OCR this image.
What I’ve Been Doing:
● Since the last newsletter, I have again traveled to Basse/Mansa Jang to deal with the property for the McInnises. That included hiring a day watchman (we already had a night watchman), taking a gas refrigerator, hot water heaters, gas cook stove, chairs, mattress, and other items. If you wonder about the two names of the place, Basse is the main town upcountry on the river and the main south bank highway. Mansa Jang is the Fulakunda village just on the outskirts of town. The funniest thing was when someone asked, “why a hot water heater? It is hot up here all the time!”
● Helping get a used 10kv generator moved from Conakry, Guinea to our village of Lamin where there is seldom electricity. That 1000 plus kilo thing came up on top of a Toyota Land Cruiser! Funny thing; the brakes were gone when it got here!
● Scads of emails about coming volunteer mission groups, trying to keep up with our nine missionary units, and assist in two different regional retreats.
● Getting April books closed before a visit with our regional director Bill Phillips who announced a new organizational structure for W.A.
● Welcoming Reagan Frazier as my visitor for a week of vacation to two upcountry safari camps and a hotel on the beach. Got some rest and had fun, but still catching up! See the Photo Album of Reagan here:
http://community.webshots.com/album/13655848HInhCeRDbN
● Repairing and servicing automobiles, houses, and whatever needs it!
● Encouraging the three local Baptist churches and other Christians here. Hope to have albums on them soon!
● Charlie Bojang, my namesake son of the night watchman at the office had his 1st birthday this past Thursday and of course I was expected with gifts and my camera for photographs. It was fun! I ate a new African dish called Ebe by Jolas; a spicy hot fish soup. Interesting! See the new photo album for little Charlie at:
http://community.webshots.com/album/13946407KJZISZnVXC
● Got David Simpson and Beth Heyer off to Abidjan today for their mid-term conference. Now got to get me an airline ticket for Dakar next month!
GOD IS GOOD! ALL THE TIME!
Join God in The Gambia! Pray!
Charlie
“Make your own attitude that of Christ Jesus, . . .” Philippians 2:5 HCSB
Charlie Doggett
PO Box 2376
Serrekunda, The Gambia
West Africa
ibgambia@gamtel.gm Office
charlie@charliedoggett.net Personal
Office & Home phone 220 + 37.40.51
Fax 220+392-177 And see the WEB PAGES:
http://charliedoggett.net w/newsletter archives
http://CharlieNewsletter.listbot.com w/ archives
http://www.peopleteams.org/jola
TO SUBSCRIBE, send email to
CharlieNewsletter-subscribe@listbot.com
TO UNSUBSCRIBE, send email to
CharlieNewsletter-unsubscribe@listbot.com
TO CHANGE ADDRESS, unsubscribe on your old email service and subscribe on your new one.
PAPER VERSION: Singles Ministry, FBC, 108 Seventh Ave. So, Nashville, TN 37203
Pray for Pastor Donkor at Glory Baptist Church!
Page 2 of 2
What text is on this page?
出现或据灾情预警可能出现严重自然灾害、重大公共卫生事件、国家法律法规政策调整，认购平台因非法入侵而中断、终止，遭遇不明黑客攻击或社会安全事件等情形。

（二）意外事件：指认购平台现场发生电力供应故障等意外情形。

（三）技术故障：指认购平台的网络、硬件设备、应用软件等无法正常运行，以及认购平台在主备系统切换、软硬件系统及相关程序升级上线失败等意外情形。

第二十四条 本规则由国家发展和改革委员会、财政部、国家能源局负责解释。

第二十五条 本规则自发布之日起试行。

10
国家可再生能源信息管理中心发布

**Set problem:** Your task is to transcribe the listing above in full, exactly as given.

**Task result:**
OCR this image.
What I’ve Been Doing:
● Since the last newsletter, I have again traveled to Basse/Mansa Jang to deal with the property for the McInnises. That included hiring a day watchman (we already had a night watchman), taking a gas refrigerator, hot water heaters, gas cook stove, chairs, mattress, and other items. If you wonder about the two names of the place, Basse is the main town upcountry on the river and the main south bank highway. Mansa Jang is the Fulakunda village just on the outskirts of town. The funniest thing was when someone asked, “why a hot water heater? It is hot up here all the time!”
● Helping get a used 10kv generator moved from Conakry, Guinea to our village of Lamin where there is seldom electricity. That 1000 plus kilo thing came up on top of a Toyota Land Cruiser! Funny thing; the brakes were gone when it got here!
● Scads of emails about coming volunteer mission groups, trying to keep up with our nine missionary units, and assist in two different regional retreats.
● Getting April books closed before a visit with our regional director Bill Phillips who announced a new organizational structure for W.A.
● Welcoming Reagan Frazier as my visitor for a week of vacation to two upcountry safari camps and a hotel on the beach. Got some rest and had fun, but still catching up! See the Photo Album of Reagan here:
http://community.webshots.com/album/13655848HInhCeRDbN
● Repairing and servicing automobiles, houses, and whatever needs it!
● Encouraging the three local Baptist churches and other Christians here. Hope to have albums on them soon!
● Charlie Bojang, my namesake son of the night watchman at the office had his 1st birthday this past Thursday and of course I was expected with gifts and my camera for photographs. It was fun! I ate a new African dish called Ebe by Jolas; a spicy hot fish soup. Interesting! See the new photo album for little Charlie at:
http://community.webshots.com/album/13946407KJZISZnVXC
● Got David Simpson and Beth Heyer off to Abidjan today for their mid-term conference. Now got to get me an airline ticket for Dakar next month!
GOD IS GOOD! ALL THE TIME!
Join God in The Gambia! Pray!
Charlie
“Make your own attitude that of Christ Jesus, . . .” Philippians 2:5 HCSB
Charlie Doggett
PO Box 2376
Serrekunda, The Gambia
West Africa
ibgambia@gamtel.gm Office
charlie@charliedoggett.net Personal
Office & Home phone 220 + 37.40.51
Fax 220+392-177 And see the WEB PAGES:
http://charliedoggett.net w/newsletter archives
http://CharlieNewsletter.listbot.com w/ archives
http://www.peopleteams.org/jola
TO SUBSCRIBE, send email to
CharlieNewsletter-subscribe@listbot.com
TO UNSUBSCRIBE, send email to
CharlieNewsletter-unsubscribe@listbot.com
TO CHANGE ADDRESS, unsubscribe on your old email service and subscribe on your new one.
PAPER VERSION: Singles Ministry, FBC, 108 Seventh Ave. So, Nashville, TN 37203
Pray for Pastor Donkor at Glory Baptist Church!
Page 2 of 2
What text is on this page?
出现或据灾情预警可能出现严重自然灾害、重大公共卫生事件、国家法律法规政策调整，认购平台因非法入侵而中断、终止，遭遇不明黑客攻击或社会安全事件等情形。

（二）意外事件：指认购平台现场发生电力供应故障等意外情形。

（三）技术故障：指认购平台的网络、硬件设备、应用软件等无法正常运行，以及认购平台在主备系统切换、软硬件系统及相关程序升级上线失败等意外情形。

第二十四条 本规则由国家发展和改革委员会、财政部、国家能源局负责解释。

第二十五条 本规则自发布之日起试行。

10
国家可再生能源信息管理中心发布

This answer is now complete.